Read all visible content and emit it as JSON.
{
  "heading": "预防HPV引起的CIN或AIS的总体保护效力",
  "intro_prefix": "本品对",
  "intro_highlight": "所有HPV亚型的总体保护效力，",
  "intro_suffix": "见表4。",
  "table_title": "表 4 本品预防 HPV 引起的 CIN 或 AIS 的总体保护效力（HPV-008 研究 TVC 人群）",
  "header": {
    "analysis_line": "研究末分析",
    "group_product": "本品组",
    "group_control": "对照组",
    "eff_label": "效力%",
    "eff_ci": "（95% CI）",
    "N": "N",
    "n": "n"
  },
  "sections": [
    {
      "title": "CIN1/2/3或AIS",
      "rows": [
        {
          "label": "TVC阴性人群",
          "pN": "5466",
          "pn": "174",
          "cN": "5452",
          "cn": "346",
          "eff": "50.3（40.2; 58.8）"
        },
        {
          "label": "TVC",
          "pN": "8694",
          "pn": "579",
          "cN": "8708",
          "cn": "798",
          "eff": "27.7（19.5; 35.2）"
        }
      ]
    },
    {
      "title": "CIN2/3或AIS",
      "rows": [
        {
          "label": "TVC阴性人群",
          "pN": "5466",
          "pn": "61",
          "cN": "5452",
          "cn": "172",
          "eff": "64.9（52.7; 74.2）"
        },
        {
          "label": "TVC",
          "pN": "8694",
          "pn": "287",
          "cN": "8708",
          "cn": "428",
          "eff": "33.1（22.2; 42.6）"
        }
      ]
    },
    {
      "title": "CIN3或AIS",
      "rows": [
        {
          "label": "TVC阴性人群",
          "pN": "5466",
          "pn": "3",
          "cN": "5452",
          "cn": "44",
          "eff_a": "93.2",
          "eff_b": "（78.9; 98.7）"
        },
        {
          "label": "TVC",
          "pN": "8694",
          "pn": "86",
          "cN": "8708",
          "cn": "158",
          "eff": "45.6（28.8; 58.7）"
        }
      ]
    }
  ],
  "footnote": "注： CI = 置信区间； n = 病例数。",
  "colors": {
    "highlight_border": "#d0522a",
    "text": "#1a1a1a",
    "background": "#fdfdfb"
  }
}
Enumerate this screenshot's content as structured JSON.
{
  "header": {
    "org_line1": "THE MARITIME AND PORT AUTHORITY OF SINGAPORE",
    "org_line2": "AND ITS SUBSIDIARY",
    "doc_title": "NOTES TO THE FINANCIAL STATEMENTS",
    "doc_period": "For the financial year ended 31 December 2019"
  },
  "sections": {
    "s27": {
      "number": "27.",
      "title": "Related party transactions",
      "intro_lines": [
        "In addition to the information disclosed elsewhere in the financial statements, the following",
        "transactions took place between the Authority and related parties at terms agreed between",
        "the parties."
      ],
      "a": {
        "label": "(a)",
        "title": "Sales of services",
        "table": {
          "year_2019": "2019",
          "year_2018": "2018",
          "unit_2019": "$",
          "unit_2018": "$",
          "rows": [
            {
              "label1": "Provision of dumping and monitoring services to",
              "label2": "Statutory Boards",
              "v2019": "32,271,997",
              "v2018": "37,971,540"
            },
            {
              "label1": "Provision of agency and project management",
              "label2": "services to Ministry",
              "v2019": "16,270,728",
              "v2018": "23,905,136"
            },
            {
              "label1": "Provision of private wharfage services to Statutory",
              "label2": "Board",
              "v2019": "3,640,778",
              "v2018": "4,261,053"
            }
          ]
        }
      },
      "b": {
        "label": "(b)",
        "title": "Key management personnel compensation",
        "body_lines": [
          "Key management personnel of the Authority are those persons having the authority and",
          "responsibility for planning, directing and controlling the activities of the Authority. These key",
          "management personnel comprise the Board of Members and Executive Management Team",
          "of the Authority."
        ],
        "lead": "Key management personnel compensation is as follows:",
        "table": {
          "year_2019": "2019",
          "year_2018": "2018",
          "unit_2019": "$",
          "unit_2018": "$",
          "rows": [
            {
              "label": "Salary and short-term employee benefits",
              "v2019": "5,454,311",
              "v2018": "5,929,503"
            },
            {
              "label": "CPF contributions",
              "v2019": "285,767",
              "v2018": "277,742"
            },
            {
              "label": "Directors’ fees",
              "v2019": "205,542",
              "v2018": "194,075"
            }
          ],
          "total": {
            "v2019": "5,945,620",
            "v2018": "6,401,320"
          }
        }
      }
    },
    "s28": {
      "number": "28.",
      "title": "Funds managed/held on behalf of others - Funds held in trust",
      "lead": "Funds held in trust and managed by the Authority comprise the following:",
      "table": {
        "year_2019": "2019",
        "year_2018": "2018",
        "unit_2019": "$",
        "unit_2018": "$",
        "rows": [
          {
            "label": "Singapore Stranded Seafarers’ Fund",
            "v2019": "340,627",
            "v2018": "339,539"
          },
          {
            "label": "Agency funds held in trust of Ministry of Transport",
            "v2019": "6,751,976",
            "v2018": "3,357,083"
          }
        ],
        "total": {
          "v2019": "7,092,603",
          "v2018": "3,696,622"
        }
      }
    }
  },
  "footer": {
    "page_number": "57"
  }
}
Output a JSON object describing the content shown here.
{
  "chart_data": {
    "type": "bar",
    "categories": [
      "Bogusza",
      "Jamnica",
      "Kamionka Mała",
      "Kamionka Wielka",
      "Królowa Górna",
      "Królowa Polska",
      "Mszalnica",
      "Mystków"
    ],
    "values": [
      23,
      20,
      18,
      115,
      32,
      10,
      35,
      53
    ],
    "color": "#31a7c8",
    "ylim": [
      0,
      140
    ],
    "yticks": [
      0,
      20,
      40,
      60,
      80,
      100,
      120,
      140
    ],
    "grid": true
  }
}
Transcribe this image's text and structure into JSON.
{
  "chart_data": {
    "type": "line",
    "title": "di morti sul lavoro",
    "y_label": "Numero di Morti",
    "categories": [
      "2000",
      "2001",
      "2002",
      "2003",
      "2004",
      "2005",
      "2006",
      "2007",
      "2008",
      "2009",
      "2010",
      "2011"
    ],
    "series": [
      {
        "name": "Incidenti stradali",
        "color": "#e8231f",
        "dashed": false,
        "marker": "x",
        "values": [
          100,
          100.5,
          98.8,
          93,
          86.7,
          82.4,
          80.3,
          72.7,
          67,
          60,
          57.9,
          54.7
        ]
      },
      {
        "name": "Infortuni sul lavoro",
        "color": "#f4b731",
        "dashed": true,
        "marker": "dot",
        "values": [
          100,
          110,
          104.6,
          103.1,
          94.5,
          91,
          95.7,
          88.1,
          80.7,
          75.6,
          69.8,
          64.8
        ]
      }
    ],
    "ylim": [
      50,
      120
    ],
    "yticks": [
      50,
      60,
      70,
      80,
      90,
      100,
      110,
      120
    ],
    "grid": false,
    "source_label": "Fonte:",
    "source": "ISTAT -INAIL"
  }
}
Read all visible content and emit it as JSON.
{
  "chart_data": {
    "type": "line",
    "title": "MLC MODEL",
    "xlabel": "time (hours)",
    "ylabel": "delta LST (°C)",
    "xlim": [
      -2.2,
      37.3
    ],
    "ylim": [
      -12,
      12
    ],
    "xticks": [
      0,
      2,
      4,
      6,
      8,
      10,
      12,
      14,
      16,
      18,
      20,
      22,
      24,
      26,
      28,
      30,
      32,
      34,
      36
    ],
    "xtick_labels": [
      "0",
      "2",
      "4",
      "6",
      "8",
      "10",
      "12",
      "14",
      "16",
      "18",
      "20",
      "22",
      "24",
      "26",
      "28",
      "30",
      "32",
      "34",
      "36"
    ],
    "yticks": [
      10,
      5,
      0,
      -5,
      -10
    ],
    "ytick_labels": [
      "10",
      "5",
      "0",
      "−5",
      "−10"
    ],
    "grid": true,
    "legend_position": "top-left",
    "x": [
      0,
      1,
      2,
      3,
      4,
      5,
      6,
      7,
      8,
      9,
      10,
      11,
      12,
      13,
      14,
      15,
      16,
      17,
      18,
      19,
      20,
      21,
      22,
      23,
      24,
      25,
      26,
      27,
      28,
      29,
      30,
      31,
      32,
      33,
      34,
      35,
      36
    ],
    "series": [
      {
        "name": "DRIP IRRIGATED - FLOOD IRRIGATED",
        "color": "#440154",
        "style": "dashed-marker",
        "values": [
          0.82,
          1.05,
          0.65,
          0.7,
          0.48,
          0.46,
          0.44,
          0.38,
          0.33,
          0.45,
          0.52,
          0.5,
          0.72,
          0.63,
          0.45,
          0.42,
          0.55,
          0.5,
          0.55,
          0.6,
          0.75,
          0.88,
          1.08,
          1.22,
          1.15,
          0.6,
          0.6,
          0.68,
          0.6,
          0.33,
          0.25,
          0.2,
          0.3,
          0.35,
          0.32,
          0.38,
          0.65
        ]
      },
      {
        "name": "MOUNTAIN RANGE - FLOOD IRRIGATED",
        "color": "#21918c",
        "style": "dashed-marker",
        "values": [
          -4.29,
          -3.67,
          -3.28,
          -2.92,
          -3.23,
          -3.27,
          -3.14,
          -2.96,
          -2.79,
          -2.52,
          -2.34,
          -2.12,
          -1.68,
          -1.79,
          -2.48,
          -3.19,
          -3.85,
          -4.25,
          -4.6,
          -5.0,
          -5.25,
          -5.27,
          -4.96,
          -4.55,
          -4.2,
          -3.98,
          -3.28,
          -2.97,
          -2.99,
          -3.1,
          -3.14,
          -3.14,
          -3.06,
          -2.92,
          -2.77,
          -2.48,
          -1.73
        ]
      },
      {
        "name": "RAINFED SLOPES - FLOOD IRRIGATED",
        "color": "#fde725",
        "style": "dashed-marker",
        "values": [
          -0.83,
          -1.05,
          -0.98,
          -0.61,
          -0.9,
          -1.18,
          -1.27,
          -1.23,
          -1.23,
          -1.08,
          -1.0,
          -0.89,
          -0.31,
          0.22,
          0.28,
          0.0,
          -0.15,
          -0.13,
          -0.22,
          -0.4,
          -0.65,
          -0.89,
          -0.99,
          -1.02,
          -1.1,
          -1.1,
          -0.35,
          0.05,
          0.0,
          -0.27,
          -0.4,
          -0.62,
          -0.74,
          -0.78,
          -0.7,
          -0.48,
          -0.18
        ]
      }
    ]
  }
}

### TASK REQUIREMENTS
Scan the entries above for the word "Ministry" and collect each line holding it.

### THE RESULT
              "label2": "services to Ministry",
            "label": "Agency funds held in trust of Ministry of Transport",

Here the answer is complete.